Exercise material:
........

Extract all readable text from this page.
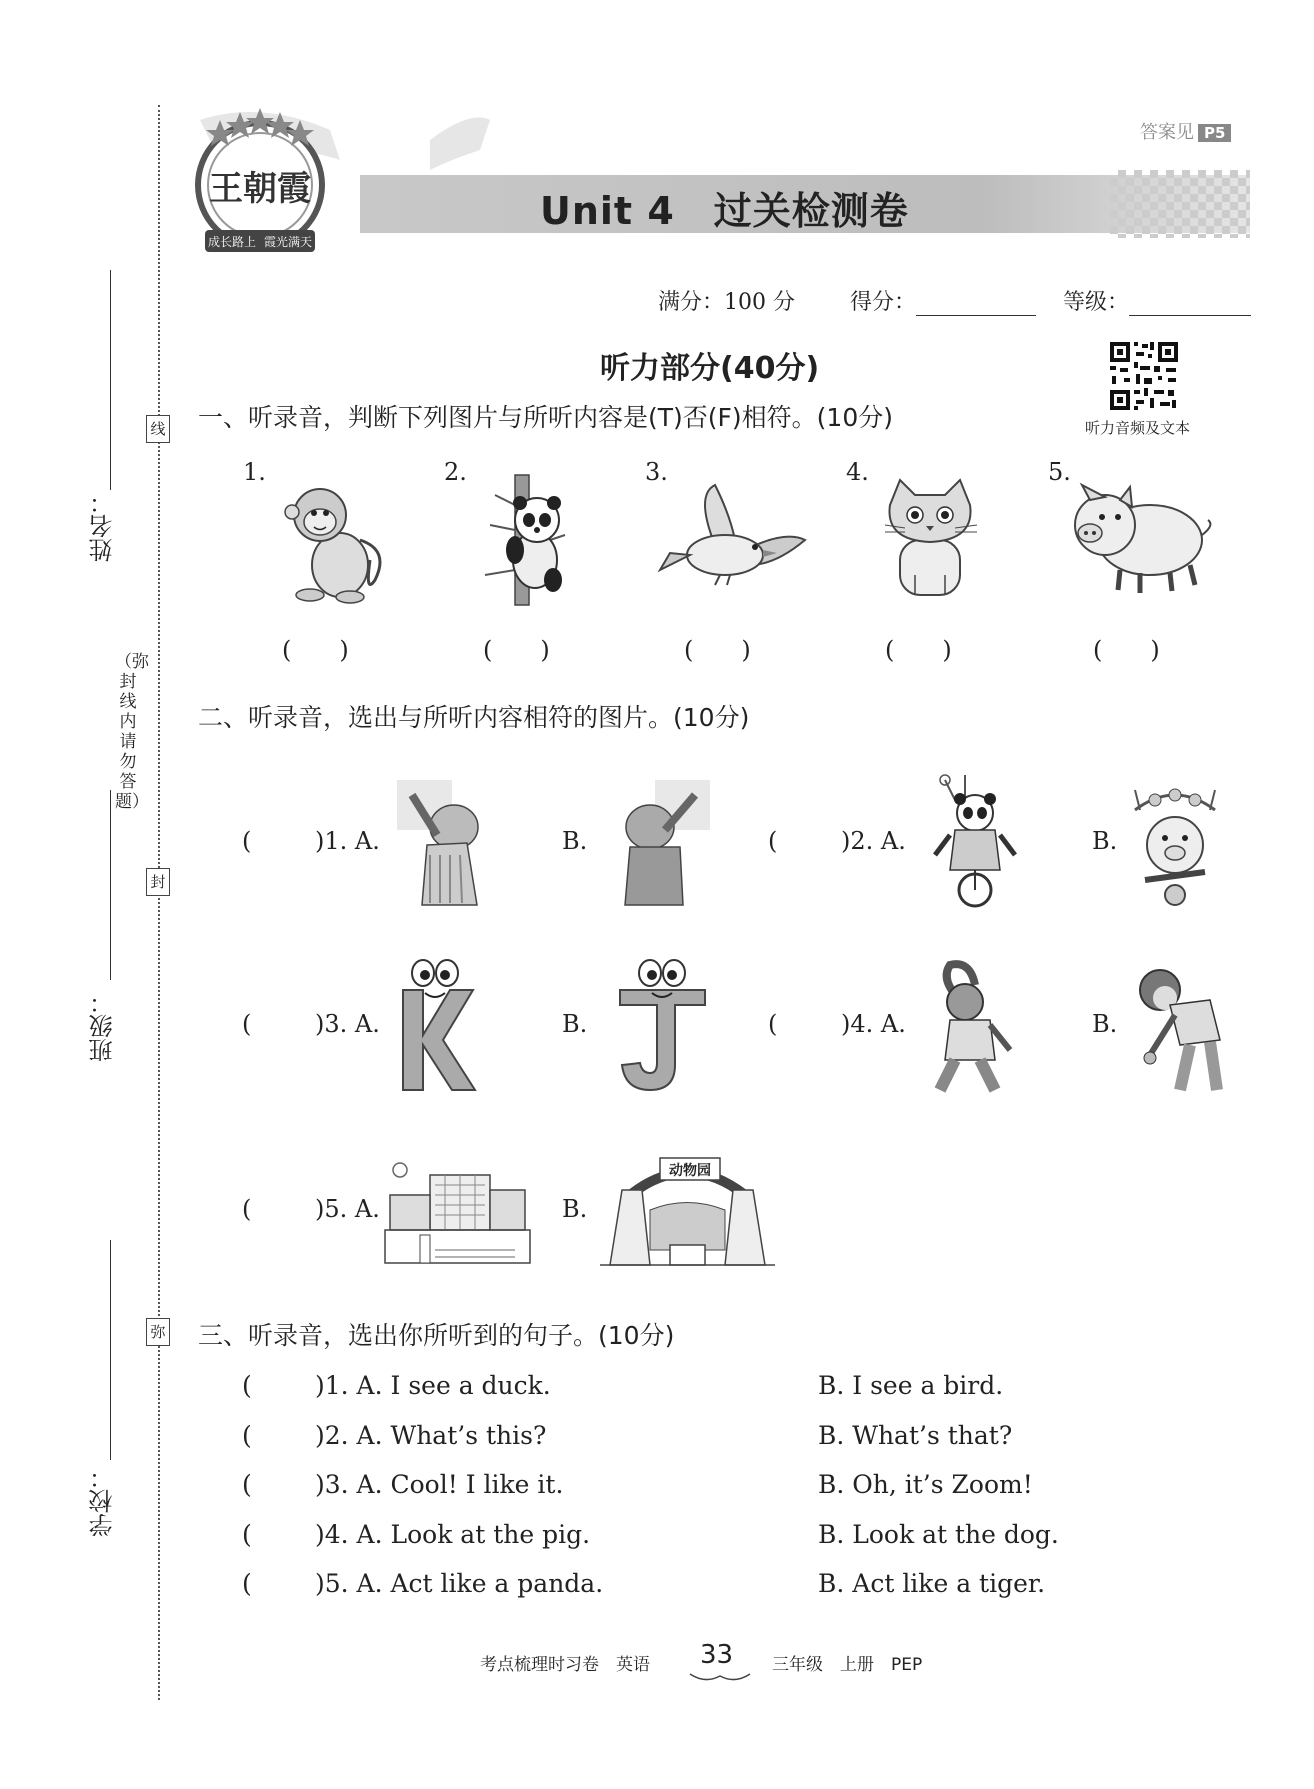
姓名：
班级：
学校：
线
封
弥
（弥封线内请勿答题）
王朝霞
成长路上 霞光满天
答案见 P5
Unit 4　过关检测卷
满分：100 分	得分：	等级：
听力部分(40分)
听力音频及文本
一、听录音，判断下列图片与所听内容是(T)否(F)相符。(10分)
1.	2.	3.	4.	5.
(　　)	(　　)	(　　)	(　　)	(　　)
二、听录音，选出与所听内容相符的图片。(10分)
(	)1. A.	B.	(	)2. A.	B.
(	)3. A.	B.	(	)4. A.	B.
(	)5. A.	B.
动物园
三、听录音，选出你所听到的句子。(10分)
(	)1. A. I see a duck.	B. I see a bird.
(	)2. A. What’s this?	B. What’s that?
(	)3. A. Cool! I like it.	B. Oh, it’s Zoom!
(	)4. A. Look at the pig.	B. Look at the dog.
(	)5. A. Act like a panda.	B. Act like a tiger.
考点梳理时习卷　英语 33 三年级　上册　PEP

........

Description of the task: Locate all lines in the listing above with the word "this" and copy them.

Task response:
Extract all readable text from this page.
(	)2. A. What’s this?	B. What’s that?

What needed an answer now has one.